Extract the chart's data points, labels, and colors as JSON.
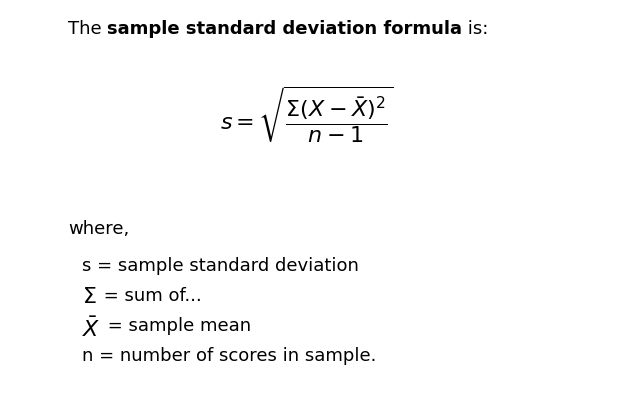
{
  "background_color": "#ffffff",
  "title_normal1": "The ",
  "title_bold": "sample standard deviation formula",
  "title_normal2": " is:",
  "title_fontsize": 13,
  "formula_fontsize": 16,
  "text_fontsize": 13,
  "def_fontsize": 13,
  "def_sym_fontsize": 14,
  "where_text": "where,",
  "definitions": [
    {
      "line": "s = sample standard deviation",
      "has_math": false,
      "math_sym": "",
      "plain_text": "s = sample standard deviation"
    },
    {
      "line": "",
      "has_math": true,
      "math_sym": "\\Sigma",
      "plain_text": " = sum of..."
    },
    {
      "line": "",
      "has_math": true,
      "math_sym": "\\bar{X}",
      "plain_text": " = sample mean"
    },
    {
      "line": "n = number of scores in sample.",
      "has_math": false,
      "math_sym": "",
      "plain_text": "n = number of scores in sample."
    }
  ]
}
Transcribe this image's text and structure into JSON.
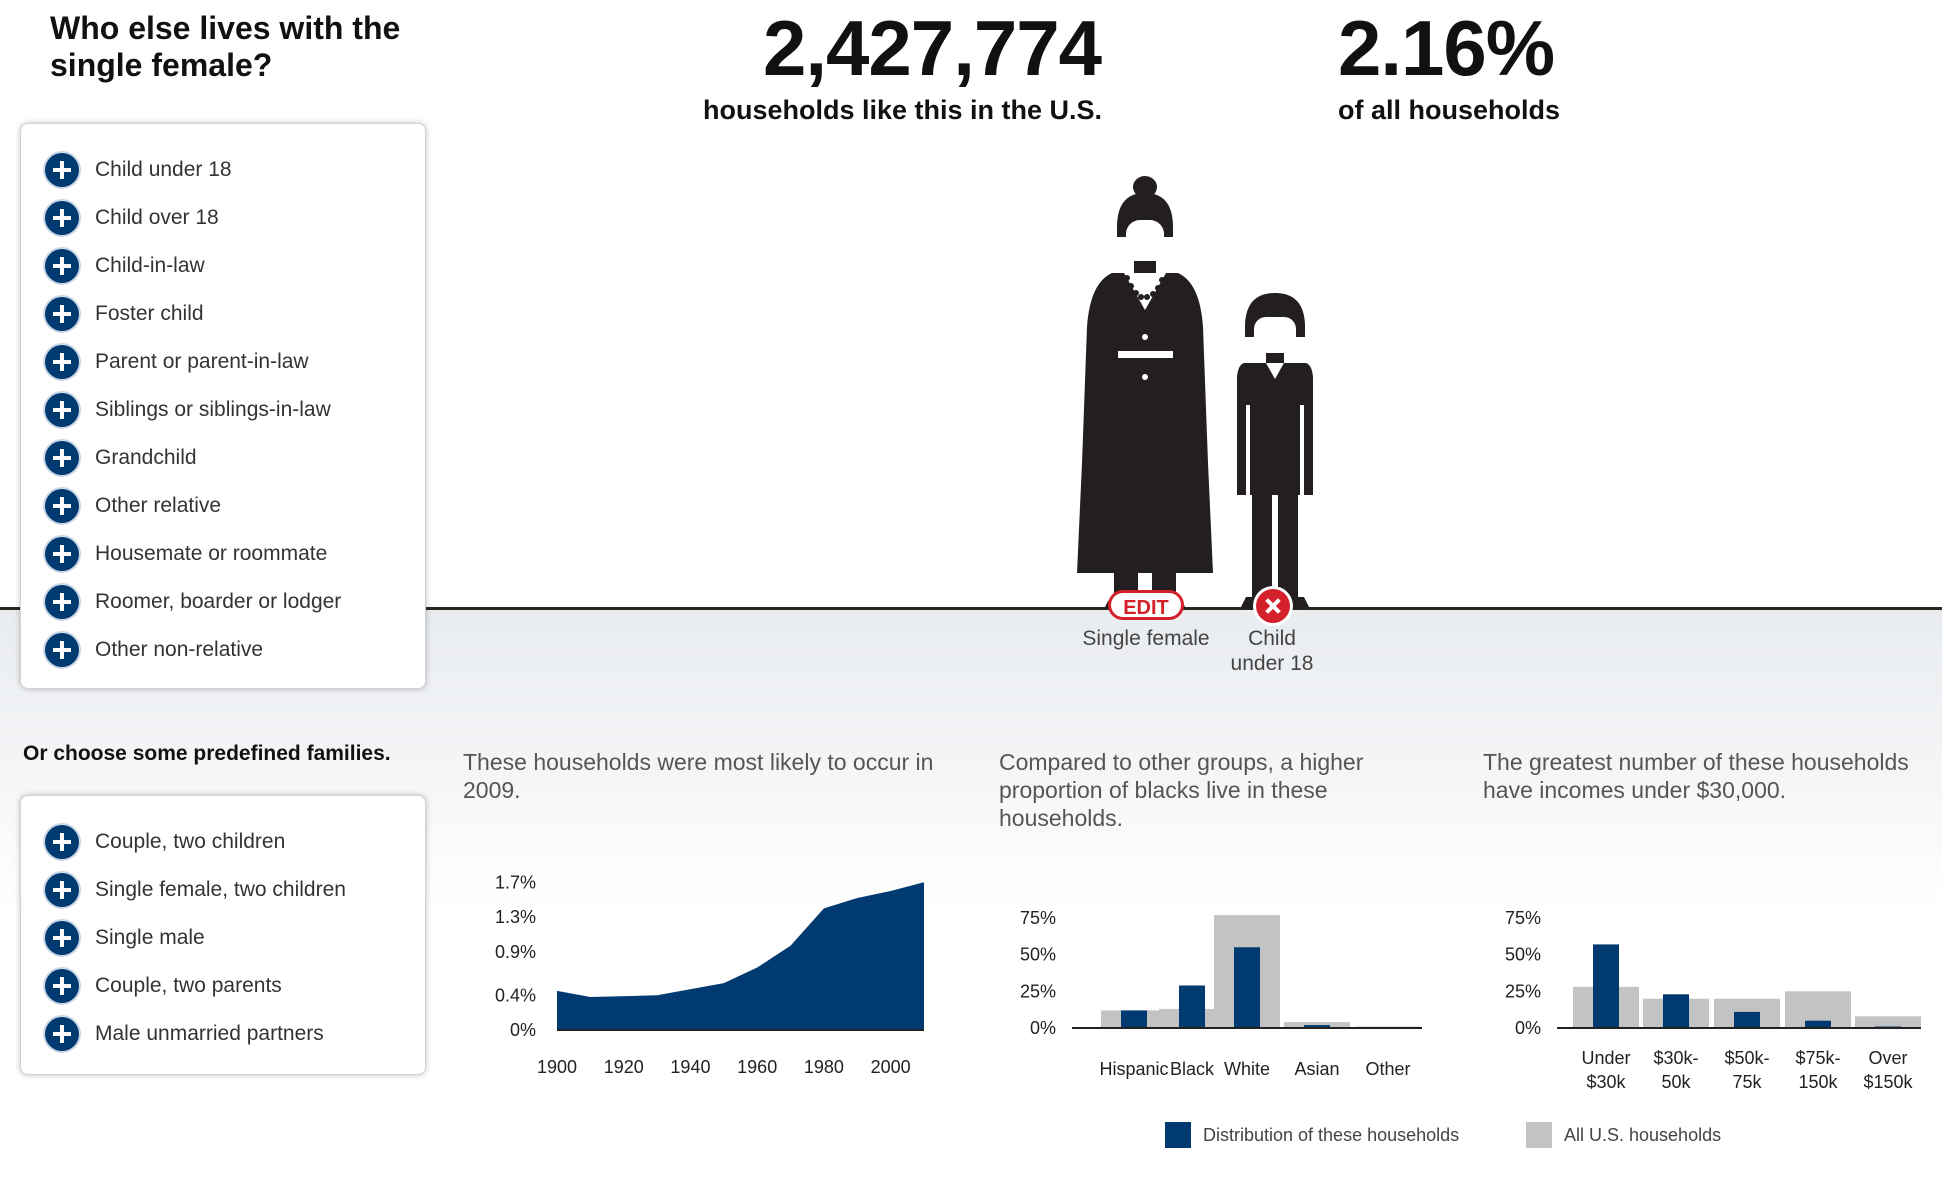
{
  "sidebar": {
    "question": "Who else lives with the single female?",
    "members": [
      "Child under 18",
      "Child over 18",
      "Child-in-law",
      "Foster child",
      "Parent or parent-in-law",
      "Siblings or siblings-in-law",
      "Grandchild",
      "Other relative",
      "Housemate or roommate",
      "Roomer, boarder or lodger",
      "Other non-relative"
    ],
    "predefined_heading": "Or choose some predefined families.",
    "predefined": [
      "Couple, two children",
      "Single female, two children",
      "Single male",
      "Couple, two parents",
      "Male unmarried partners"
    ]
  },
  "stats": {
    "households_count": "2,427,774",
    "households_caption": "households like this in the U.S.",
    "share": "2.16%",
    "share_caption": "of all households"
  },
  "household": {
    "edit_label": "EDIT",
    "members": [
      "Single female",
      "Child under 18"
    ]
  },
  "colors": {
    "dark_blue": "#003a70",
    "gray": "#c3c3c3",
    "red": "#d3202a"
  },
  "icons": {
    "add": "plus-circle-icon",
    "remove": "x-circle-icon"
  },
  "chart_data": [
    {
      "type": "area",
      "title": "These households were most likely to occur in 2009.",
      "x": [
        1900,
        1910,
        1930,
        1950,
        1960,
        1970,
        1980,
        1990,
        2000,
        2010
      ],
      "values": [
        0.45,
        0.38,
        0.4,
        0.54,
        0.72,
        0.97,
        1.4,
        1.52,
        1.6,
        1.7
      ],
      "ylim": [
        0,
        1.75
      ],
      "yticks": [
        "0%",
        "0.4%",
        "0.9%",
        "1.3%",
        "1.7%"
      ],
      "xticks": [
        "1900",
        "1920",
        "1940",
        "1960",
        "1980",
        "2000"
      ],
      "color": "#003a70"
    },
    {
      "type": "bar",
      "title": "Compared to other groups, a higher proportion of blacks live in these households.",
      "categories": [
        "Hispanic",
        "Black",
        "White",
        "Asian",
        "Other"
      ],
      "series": [
        {
          "name": "Distribution of these households",
          "values": [
            12,
            29,
            55,
            2,
            0.5
          ]
        },
        {
          "name": "All U.S. households",
          "values": [
            12,
            13,
            77,
            4,
            1
          ]
        }
      ],
      "ylim": [
        0,
        75
      ],
      "yticks": [
        "0%",
        "25%",
        "50%",
        "75%"
      ]
    },
    {
      "type": "bar",
      "title": "The greatest number of these households have incomes under $30,000.",
      "categories": [
        "Under $30k",
        "$30k-50k",
        "$50k-75k",
        "$75k-150k",
        "Over $150k"
      ],
      "series": [
        {
          "name": "Distribution of these households",
          "values": [
            57,
            23,
            11,
            5,
            1
          ]
        },
        {
          "name": "All U.S. households",
          "values": [
            28,
            20,
            20,
            25,
            8
          ]
        }
      ],
      "ylim": [
        0,
        75
      ],
      "yticks": [
        "0%",
        "25%",
        "50%",
        "75%"
      ]
    }
  ],
  "legend": {
    "series_a": "Distribution of these households",
    "series_b": "All U.S. households"
  }
}
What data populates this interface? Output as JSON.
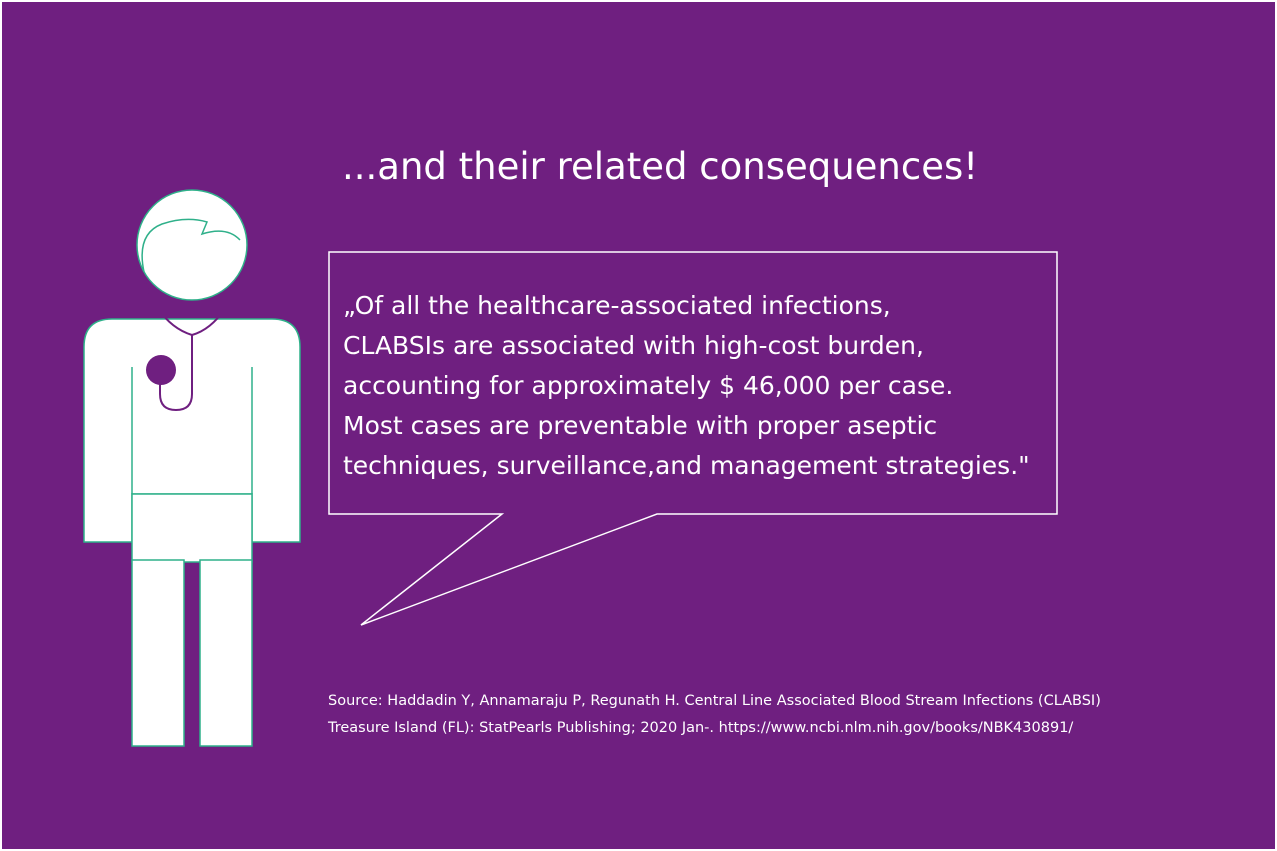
{
  "theme": {
    "background": "#6f1f80",
    "figure_fill": "#ffffff",
    "figure_outline": "#2fb08a",
    "stethoscope": "#6f1f80",
    "text": "#ffffff"
  },
  "headline": "...and their related consequences!",
  "quote": {
    "lines": [
      "„Of all the healthcare-associated infections,",
      "CLABSIs are associated with high-cost burden,",
      "accounting for approximately $ 46,000 per case.",
      "Most cases are preventable with proper aseptic",
      "techniques, surveillance,and management strategies.\""
    ]
  },
  "source": {
    "lines": [
      "Source: Haddadin Y, Annamaraju P, Regunath H. Central Line Associated Blood Stream Infections (CLABSI)",
      "Treasure Island (FL): StatPearls Publishing; 2020 Jan-. https://www.ncbi.nlm.nih.gov/books/NBK430891/"
    ]
  },
  "icons": {
    "figure": "healthcare-worker-icon",
    "stethoscope": "stethoscope-icon",
    "bubble": "speech-bubble-icon"
  }
}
==========
EXERCISE INSTRUCTIONS – Copy each line of the listing that includes "circle".

RESULT FOR THIS TASK –
    "add": "plus-circle-icon",
    "remove": "x-circle-icon"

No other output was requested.